> [Provided records]
--- BEGIN ---

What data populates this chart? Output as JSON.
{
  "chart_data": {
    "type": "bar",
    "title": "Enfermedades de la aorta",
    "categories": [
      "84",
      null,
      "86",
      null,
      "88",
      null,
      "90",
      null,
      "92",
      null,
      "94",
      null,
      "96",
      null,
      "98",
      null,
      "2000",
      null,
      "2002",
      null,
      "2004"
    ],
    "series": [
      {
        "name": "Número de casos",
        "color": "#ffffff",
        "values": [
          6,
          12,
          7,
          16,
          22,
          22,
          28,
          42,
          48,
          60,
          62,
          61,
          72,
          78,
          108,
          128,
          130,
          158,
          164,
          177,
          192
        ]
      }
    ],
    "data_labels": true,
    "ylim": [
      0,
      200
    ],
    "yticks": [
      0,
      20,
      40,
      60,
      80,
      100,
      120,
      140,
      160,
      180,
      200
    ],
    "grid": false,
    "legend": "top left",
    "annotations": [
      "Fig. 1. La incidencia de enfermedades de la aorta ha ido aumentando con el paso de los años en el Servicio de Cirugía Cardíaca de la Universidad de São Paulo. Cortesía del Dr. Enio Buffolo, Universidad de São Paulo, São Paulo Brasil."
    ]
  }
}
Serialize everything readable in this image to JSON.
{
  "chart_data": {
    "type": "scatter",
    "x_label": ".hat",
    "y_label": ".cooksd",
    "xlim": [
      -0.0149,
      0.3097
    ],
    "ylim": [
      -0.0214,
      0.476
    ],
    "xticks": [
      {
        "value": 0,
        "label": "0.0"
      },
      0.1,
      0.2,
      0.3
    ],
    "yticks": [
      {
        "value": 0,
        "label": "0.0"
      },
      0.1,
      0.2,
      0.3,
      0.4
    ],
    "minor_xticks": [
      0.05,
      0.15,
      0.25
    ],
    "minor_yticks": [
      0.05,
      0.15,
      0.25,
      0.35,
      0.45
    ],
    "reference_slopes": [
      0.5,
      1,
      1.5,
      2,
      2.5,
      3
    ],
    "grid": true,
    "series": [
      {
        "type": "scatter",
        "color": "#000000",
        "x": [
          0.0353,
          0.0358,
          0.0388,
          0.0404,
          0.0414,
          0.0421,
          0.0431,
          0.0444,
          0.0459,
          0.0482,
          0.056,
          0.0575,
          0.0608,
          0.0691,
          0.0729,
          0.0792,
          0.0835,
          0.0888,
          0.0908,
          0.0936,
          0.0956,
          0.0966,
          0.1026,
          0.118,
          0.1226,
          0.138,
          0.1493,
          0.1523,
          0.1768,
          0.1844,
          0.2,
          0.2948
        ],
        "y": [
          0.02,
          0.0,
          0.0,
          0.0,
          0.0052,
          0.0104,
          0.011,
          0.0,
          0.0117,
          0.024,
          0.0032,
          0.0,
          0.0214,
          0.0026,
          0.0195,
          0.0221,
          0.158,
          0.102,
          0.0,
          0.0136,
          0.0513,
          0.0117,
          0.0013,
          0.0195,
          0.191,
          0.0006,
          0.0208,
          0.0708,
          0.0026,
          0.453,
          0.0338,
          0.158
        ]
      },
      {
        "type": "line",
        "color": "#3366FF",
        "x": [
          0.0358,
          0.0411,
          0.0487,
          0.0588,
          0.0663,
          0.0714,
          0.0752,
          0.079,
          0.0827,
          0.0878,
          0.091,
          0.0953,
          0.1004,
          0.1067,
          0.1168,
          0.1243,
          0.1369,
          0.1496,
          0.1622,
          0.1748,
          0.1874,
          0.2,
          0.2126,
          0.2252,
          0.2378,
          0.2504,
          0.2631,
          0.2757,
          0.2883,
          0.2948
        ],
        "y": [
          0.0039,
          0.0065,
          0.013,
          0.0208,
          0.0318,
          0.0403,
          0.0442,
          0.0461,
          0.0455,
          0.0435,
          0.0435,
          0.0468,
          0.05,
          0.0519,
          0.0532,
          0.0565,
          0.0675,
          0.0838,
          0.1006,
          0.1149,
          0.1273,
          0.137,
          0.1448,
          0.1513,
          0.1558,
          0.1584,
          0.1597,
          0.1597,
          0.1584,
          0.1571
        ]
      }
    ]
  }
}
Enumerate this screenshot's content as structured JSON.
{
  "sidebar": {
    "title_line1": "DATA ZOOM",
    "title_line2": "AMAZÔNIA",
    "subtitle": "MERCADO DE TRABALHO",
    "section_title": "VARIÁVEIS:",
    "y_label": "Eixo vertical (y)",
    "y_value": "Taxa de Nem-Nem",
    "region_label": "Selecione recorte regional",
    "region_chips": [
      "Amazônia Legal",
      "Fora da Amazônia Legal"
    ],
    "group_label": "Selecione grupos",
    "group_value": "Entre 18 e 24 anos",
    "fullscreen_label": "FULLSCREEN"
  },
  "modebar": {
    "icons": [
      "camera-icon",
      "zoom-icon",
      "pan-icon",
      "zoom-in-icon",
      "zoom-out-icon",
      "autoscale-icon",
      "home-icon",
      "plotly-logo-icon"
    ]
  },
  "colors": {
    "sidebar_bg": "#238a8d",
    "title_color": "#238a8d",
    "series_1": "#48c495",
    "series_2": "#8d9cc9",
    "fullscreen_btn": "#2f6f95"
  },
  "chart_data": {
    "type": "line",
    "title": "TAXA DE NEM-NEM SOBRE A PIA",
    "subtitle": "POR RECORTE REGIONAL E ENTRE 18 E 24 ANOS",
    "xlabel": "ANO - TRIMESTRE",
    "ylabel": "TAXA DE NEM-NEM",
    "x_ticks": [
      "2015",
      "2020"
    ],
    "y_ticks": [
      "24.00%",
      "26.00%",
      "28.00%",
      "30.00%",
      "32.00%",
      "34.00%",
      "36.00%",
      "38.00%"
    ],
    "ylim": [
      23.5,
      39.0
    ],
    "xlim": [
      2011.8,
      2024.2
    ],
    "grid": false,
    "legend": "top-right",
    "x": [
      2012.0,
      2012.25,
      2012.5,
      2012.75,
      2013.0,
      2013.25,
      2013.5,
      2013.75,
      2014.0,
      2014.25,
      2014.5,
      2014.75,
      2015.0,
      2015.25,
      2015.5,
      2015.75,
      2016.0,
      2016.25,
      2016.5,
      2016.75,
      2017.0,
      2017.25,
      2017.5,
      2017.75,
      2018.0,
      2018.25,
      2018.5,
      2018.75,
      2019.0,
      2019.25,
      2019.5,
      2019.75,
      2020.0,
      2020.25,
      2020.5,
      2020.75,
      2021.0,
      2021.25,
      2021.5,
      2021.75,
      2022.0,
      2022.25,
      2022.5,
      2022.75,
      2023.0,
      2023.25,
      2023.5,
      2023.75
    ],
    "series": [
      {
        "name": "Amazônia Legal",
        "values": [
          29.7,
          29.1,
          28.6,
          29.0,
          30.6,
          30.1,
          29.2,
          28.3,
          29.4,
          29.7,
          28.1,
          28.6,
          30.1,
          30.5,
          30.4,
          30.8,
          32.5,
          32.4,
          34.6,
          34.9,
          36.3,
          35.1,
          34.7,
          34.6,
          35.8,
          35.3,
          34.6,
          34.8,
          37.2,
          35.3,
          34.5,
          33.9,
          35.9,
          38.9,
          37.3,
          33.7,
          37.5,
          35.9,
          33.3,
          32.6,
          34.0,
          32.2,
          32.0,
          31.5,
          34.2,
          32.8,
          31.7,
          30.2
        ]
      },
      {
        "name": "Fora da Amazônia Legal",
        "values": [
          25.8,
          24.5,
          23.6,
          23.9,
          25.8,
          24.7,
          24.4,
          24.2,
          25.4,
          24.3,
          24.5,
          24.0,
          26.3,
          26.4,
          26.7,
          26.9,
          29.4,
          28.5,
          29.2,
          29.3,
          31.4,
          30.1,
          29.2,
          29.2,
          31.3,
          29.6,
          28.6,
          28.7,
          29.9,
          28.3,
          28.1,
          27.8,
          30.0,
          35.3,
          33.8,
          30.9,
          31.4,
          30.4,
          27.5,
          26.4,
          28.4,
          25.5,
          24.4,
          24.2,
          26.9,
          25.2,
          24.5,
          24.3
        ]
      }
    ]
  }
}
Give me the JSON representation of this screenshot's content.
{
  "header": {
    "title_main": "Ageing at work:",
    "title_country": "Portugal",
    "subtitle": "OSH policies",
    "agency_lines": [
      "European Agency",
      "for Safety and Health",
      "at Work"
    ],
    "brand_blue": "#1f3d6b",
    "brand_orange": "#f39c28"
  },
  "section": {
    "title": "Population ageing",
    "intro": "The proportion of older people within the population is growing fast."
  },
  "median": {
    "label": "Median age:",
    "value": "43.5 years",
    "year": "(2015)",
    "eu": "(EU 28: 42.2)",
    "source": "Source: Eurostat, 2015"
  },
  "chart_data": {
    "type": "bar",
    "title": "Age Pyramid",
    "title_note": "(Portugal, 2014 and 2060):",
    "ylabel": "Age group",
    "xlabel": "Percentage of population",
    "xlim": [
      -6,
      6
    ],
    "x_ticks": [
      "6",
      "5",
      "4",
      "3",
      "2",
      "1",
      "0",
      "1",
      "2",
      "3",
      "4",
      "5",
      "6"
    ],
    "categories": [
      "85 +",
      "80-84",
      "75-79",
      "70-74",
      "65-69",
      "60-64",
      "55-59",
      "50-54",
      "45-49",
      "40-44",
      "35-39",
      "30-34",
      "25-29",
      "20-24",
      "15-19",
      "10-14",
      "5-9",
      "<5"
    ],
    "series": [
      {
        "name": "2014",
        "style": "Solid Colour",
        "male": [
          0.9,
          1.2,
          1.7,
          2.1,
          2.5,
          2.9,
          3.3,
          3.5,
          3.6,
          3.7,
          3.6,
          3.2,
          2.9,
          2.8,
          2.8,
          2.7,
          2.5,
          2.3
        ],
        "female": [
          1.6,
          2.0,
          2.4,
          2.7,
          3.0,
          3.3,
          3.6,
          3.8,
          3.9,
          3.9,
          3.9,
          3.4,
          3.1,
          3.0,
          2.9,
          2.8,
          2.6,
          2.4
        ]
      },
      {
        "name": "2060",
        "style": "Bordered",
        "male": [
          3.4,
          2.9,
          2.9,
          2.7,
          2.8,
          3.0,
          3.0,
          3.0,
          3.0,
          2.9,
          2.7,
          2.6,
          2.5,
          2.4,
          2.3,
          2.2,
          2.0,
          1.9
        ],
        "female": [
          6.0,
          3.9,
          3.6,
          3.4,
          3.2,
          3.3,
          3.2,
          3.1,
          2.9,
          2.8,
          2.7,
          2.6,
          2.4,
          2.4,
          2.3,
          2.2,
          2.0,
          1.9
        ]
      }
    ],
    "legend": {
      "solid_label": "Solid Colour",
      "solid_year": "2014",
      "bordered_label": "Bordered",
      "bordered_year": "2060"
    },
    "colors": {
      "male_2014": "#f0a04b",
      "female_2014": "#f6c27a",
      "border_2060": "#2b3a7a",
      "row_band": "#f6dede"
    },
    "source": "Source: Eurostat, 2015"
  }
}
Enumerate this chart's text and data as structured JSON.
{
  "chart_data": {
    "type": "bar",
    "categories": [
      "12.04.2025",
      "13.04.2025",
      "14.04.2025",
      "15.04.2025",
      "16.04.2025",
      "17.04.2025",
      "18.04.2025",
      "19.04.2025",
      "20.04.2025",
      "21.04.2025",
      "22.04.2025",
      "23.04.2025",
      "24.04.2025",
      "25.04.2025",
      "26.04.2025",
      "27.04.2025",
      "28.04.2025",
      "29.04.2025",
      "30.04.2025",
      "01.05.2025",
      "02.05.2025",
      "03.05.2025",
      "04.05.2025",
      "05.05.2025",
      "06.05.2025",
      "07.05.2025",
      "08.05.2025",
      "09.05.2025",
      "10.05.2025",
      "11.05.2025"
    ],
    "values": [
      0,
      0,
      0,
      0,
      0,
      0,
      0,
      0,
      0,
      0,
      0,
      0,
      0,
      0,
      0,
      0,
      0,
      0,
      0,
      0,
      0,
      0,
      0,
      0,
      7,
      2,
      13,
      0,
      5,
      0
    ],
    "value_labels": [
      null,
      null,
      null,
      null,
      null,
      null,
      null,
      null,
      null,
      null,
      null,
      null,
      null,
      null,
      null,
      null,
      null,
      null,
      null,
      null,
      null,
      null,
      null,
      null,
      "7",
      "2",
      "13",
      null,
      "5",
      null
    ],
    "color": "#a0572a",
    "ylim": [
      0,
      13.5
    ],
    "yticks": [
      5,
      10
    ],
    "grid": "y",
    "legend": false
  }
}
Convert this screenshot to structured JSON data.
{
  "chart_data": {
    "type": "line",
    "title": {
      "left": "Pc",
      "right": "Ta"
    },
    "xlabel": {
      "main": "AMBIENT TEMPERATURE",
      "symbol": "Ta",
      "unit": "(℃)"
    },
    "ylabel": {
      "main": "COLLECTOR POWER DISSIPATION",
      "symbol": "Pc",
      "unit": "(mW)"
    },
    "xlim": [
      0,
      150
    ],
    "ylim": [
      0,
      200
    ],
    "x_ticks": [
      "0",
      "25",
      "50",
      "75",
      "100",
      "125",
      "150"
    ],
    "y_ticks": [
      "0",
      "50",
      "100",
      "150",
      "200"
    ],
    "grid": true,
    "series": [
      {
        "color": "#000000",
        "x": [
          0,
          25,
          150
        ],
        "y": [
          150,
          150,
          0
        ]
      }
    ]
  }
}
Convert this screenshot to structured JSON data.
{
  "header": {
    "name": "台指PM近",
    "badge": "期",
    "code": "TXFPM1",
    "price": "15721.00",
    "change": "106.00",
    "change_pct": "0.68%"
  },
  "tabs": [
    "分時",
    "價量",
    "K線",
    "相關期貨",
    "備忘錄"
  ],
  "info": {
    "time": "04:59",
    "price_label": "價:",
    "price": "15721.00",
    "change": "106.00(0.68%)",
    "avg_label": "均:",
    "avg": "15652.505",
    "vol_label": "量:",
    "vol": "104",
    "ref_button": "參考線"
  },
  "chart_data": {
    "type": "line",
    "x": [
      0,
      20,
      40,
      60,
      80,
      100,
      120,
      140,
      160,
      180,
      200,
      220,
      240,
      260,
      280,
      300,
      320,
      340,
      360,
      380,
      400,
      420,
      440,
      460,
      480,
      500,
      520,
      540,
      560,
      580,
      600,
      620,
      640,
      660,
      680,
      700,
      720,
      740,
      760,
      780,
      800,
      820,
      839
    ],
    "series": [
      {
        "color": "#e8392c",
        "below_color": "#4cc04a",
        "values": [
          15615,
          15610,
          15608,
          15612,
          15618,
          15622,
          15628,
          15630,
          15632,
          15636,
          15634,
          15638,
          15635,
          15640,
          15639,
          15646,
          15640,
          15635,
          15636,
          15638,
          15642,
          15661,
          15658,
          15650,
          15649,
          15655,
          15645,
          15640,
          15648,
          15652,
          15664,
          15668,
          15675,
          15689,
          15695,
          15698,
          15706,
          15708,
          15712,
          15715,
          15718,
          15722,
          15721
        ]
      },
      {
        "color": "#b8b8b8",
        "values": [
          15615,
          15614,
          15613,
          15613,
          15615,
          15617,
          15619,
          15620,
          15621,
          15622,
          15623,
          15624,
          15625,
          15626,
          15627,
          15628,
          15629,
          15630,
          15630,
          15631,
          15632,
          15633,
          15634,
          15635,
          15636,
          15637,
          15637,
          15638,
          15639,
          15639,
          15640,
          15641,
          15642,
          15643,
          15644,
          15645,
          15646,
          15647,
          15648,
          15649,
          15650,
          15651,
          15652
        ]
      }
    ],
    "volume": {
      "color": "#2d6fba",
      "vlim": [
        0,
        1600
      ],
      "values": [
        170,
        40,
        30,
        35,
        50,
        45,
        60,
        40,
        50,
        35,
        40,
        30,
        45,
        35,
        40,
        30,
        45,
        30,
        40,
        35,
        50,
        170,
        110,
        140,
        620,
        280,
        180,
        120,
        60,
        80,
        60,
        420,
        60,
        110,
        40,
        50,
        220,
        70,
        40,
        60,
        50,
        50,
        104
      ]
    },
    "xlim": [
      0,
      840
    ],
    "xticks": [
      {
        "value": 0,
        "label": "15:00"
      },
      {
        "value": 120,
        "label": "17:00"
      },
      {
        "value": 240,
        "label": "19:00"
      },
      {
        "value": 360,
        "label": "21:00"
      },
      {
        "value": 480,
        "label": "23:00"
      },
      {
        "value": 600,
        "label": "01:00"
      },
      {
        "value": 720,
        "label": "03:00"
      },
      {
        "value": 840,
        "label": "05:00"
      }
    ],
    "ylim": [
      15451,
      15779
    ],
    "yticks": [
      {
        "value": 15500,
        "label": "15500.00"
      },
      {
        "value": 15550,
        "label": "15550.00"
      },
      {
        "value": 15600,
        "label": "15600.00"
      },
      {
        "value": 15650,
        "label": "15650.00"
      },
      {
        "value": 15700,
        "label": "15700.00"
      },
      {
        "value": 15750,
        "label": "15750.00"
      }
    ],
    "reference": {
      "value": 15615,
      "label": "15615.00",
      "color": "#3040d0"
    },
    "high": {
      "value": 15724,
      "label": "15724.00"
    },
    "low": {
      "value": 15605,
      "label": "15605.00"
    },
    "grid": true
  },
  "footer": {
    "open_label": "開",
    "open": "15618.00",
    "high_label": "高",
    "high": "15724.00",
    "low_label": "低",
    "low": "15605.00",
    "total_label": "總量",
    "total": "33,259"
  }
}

--- END ---

> [What you need to do] Gather, from the listing above, every line carrying the word "Portugal".

> [Written reply]
    "title_country": "Portugal",
    "title_note": "(Portugal, 2014 and 2060):",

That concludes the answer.